> DATA TO PROCESS
####

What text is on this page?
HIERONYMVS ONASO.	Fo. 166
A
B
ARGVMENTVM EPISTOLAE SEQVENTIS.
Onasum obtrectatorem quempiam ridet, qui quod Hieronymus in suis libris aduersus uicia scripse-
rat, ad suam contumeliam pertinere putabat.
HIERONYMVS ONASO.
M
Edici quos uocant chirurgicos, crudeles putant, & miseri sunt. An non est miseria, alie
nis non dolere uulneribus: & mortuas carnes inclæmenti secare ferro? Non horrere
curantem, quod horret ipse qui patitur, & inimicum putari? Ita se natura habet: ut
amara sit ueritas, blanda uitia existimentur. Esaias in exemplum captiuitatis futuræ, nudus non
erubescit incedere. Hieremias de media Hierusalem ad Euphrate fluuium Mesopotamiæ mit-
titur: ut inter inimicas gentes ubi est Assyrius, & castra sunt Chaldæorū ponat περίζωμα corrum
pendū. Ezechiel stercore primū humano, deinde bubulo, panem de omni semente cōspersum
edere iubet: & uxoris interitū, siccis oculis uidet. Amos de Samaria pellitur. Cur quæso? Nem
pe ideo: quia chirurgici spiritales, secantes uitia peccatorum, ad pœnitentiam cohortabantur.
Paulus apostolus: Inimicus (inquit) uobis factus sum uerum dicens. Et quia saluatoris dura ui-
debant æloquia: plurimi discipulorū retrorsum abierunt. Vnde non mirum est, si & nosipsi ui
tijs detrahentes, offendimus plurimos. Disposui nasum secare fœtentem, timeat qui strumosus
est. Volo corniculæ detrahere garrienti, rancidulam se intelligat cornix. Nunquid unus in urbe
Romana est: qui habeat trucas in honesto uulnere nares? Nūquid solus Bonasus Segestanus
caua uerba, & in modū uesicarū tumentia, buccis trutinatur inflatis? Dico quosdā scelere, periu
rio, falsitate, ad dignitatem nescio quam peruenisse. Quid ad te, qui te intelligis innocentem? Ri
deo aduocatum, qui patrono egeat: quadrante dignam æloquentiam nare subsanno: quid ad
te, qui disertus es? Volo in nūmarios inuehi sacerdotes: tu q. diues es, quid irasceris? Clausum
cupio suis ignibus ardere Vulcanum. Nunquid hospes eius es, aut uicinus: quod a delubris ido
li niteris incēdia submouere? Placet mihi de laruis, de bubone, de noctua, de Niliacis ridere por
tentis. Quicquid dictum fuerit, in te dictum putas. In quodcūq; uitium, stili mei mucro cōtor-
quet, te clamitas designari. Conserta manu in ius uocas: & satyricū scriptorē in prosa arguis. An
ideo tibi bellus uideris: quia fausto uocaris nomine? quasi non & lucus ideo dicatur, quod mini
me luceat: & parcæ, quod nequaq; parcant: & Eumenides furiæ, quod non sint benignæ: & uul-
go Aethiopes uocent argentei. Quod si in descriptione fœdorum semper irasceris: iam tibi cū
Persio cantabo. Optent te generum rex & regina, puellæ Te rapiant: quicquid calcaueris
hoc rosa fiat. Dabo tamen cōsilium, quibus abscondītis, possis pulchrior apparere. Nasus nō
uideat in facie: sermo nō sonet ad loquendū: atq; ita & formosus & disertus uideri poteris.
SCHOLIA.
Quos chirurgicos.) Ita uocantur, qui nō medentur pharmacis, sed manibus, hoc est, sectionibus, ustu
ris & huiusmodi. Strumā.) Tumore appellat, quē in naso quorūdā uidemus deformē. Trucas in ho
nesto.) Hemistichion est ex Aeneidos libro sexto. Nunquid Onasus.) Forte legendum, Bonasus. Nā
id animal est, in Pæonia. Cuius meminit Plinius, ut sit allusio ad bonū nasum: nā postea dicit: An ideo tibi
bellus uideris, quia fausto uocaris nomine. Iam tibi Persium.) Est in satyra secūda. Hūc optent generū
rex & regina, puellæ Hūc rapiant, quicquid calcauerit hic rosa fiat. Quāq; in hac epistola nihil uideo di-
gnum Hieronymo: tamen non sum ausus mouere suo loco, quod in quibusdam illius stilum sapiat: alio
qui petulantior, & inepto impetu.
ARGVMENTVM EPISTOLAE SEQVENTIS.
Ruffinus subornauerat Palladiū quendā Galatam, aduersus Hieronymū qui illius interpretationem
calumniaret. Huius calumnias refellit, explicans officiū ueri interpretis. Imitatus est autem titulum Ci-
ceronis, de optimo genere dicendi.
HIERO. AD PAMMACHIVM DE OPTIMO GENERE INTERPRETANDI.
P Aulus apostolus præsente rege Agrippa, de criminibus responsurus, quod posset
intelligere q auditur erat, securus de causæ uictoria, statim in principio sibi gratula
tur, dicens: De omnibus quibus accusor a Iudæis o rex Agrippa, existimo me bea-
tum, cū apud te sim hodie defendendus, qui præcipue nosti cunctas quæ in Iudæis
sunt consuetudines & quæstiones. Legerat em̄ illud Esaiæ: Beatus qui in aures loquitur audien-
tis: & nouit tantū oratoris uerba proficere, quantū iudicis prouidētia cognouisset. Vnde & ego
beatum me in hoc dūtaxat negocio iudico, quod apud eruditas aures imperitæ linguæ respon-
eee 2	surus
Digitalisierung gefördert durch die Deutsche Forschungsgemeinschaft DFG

####

> EXERCISE DIRECTIONS
Which lines in the records above contain the word "Iudæis"? Copy each one.

> TASK OUTPUT
tur, dicens: De omnibus quibus accusor a Iudæis o rex Agrippa, existimo me bea-
tum, cū apud te sim hodie defendendus, qui præcipue nosti cunctas quæ in Iudæis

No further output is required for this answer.